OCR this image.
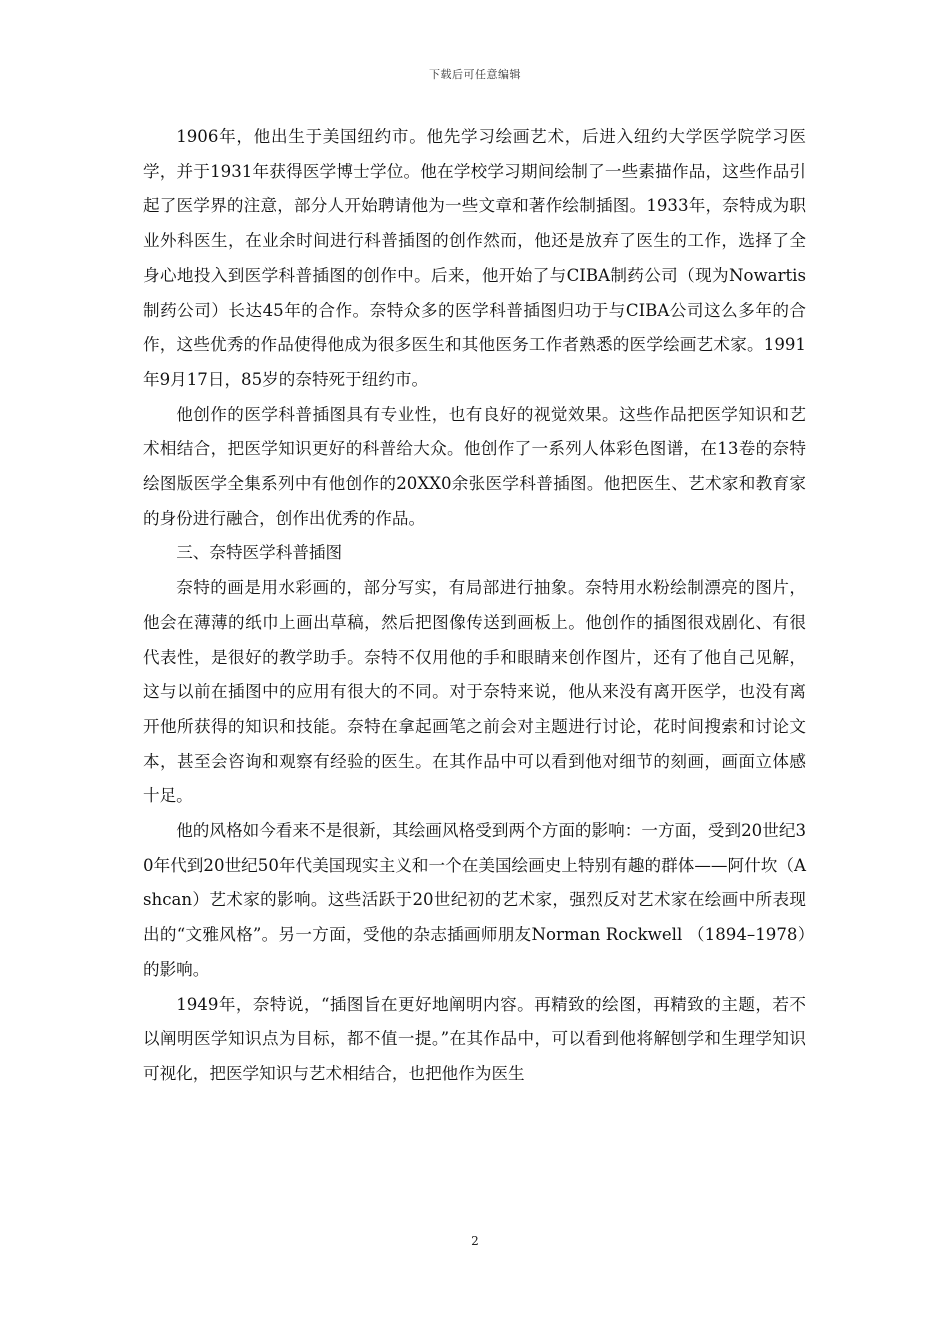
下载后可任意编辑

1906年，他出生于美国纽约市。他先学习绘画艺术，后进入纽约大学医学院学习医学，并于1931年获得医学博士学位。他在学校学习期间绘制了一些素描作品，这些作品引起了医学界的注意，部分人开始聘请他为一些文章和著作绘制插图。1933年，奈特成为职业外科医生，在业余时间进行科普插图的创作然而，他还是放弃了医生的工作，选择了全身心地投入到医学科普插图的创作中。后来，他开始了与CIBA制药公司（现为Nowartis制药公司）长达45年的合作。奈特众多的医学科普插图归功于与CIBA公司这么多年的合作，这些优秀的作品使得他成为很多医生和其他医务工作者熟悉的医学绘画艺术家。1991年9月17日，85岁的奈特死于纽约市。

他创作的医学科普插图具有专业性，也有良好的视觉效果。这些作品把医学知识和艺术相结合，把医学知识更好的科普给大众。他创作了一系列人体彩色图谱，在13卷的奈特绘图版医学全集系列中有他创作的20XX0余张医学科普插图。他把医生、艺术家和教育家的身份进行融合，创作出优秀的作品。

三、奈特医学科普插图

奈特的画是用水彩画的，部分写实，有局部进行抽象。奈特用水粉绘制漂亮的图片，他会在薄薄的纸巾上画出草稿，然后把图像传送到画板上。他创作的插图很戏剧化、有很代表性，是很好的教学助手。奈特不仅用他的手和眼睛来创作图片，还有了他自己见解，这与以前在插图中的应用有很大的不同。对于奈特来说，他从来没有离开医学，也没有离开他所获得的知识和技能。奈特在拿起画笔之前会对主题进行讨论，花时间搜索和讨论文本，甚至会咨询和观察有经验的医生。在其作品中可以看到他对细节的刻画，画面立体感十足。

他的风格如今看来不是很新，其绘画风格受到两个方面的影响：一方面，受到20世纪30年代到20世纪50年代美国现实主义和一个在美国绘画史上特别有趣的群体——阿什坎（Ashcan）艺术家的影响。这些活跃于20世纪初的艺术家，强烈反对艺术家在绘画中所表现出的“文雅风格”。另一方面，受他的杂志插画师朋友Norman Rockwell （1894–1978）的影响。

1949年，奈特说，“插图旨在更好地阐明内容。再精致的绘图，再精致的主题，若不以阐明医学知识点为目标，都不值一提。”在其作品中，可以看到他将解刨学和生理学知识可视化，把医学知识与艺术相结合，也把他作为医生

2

----------------

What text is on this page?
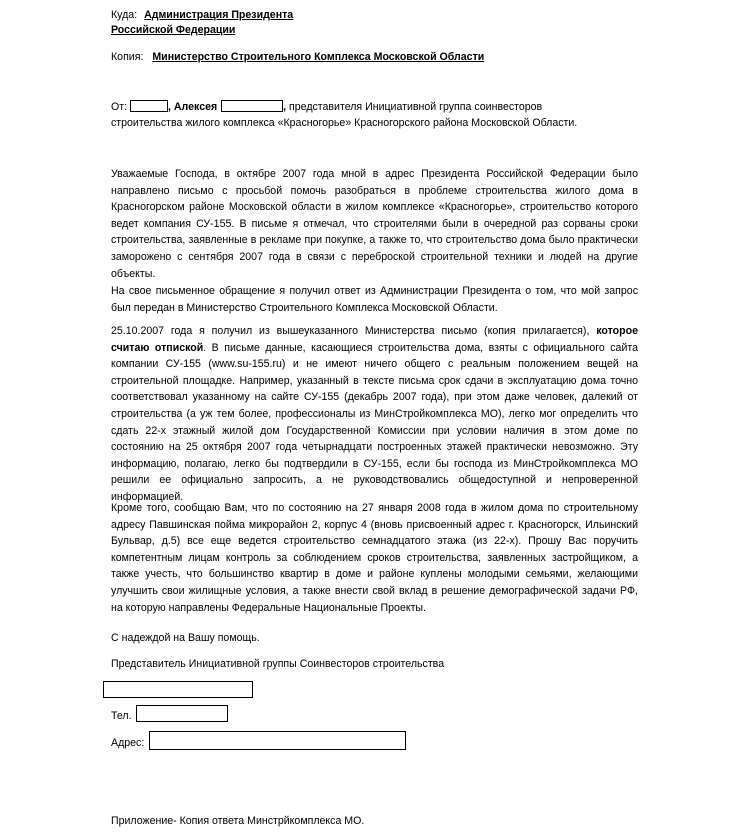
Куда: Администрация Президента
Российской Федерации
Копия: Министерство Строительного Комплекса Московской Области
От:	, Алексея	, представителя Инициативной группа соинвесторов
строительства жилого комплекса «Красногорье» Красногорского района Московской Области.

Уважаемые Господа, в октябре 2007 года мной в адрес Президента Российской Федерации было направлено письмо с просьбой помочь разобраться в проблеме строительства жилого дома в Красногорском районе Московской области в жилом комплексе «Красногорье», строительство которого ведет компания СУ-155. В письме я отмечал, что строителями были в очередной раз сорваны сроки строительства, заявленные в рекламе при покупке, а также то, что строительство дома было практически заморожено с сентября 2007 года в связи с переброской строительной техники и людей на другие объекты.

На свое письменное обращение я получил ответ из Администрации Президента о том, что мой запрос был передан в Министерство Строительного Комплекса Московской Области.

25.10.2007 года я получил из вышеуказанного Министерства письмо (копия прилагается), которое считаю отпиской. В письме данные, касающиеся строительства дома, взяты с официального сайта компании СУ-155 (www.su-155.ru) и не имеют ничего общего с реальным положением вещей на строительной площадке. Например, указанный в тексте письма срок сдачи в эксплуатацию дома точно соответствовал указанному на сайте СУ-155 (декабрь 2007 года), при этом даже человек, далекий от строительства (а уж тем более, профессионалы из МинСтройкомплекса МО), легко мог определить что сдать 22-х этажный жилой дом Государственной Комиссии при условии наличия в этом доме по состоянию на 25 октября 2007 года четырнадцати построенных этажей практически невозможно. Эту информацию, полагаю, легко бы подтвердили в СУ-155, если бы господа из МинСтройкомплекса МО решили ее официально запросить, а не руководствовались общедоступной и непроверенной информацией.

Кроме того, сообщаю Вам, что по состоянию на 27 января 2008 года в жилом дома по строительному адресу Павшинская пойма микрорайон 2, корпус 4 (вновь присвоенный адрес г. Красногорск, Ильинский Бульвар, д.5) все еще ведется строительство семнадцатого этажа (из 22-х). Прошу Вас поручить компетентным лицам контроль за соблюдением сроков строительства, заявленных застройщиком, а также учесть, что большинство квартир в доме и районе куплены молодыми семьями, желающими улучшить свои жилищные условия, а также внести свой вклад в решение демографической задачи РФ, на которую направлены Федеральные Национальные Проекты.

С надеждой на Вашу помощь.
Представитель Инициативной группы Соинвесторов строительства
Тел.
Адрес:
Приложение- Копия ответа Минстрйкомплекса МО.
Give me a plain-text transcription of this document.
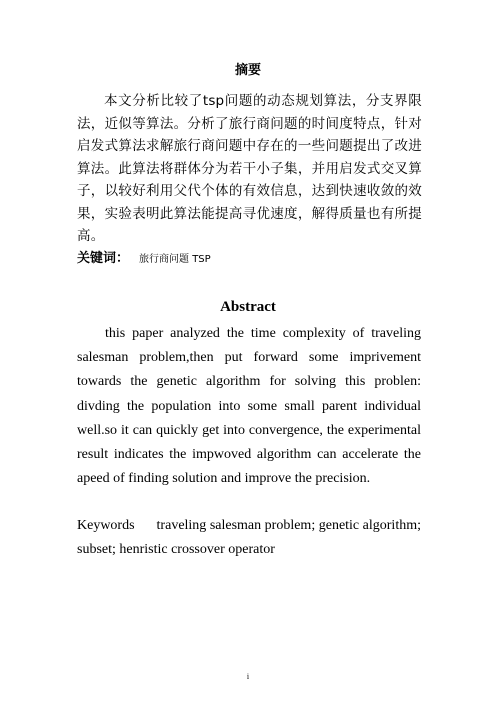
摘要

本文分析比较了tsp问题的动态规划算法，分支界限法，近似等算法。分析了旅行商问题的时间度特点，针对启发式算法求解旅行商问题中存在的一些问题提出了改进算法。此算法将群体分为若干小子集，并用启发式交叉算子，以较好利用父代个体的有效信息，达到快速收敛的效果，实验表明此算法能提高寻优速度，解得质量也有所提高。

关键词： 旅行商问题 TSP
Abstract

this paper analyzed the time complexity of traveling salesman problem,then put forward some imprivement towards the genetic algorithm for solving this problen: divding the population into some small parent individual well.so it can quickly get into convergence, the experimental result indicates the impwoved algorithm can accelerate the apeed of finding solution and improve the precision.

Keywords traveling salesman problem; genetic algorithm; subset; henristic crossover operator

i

----------------

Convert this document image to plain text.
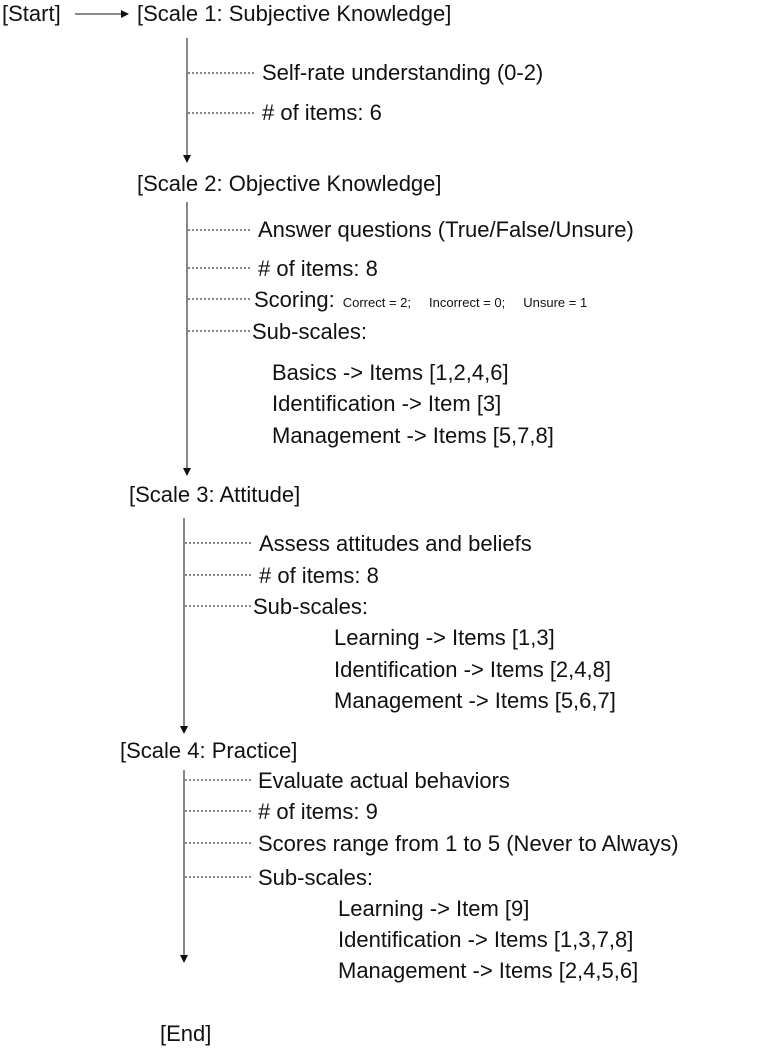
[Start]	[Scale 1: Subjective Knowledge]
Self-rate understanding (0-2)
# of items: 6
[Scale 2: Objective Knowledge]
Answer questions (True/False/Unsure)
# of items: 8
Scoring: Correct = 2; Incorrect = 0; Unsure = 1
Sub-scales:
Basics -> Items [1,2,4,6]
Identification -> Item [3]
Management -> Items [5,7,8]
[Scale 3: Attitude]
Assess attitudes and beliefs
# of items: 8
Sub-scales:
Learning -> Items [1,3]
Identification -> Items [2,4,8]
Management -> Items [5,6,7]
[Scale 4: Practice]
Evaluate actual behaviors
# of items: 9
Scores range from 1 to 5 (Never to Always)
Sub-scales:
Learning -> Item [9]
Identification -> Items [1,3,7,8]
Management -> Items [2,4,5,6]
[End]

----------------

◆ **Short problem**: Find the string "traveling" in the entries above and return each line that holds it.

◆ **Reply**:
this paper analyzed the time complexity of traveling salesman problem,then put forward some imprivement towards the genetic algorithm for solving this problen: divding the population into some small parent individual well.so it can quickly get into convergence, the experimental result indicates the impwoved algorithm can accelerate the apeed of finding solution and improve the precision.
Keywords traveling salesman problem; genetic algorithm; subset; henristic crossover operator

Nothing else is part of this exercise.